EXERCISE TASK:
Transcribe each of the records below exactly, excluding all pictures.

** start of DATASET EXTRACT **

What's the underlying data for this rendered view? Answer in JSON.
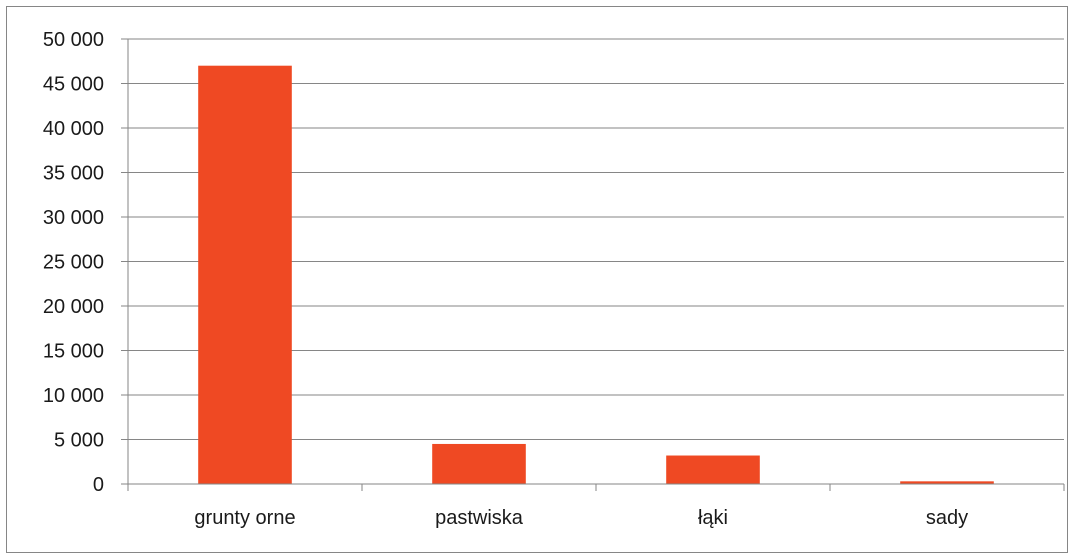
{
  "chart_data": {
    "type": "bar",
    "title": "",
    "xlabel": "",
    "ylabel": "",
    "categories": [
      "grunty orne",
      "pastwiska",
      "łąki",
      "sady"
    ],
    "values": [
      47000,
      4500,
      3200,
      300
    ],
    "ylim": [
      0,
      50000
    ],
    "yticks": [
      0,
      5000,
      10000,
      15000,
      20000,
      25000,
      30000,
      35000,
      40000,
      45000,
      50000
    ],
    "ytick_labels": [
      "0",
      "5 000",
      "10 000",
      "15 000",
      "20 000",
      "25 000",
      "30 000",
      "35 000",
      "40 000",
      "45 000",
      "50 000"
    ],
    "grid": true,
    "legend": "none",
    "bar_color": "#ef4923",
    "grid_color": "#868686"
  }
}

** end of DATASET EXTRACT **

FINAL RESULT:
What's the underlying data for this rendered view? Answer in JSON.
{
  "chart_data": {
    "type": "bar",
    "title": "",
    "xlabel": "",
    "ylabel": "",
    "categories": [
      "grunty orne",
      "pastwiska",
      "łąki",
      "sady"
    ],
    "values": [
      47000,
      4500,
      3200,
      300
    ],
    "ylim": [
      0,
      50000
    ],
    "yticks": [
      0,
      5000,
      10000,
      15000,
      20000,
      25000,
      30000,
      35000,
      40000,
      45000,
      50000
    ],
    "ytick_labels": [
      "0",
      "5 000",
      "10 000",
      "15 000",
      "20 000",
      "25 000",
      "30 000",
      "35 000",
      "40 000",
      "45 000",
      "50 000"
    ],
    "grid": true,
    "legend": "none",
    "bar_color": "#ef4923",
    "grid_color": "#868686"
  }
}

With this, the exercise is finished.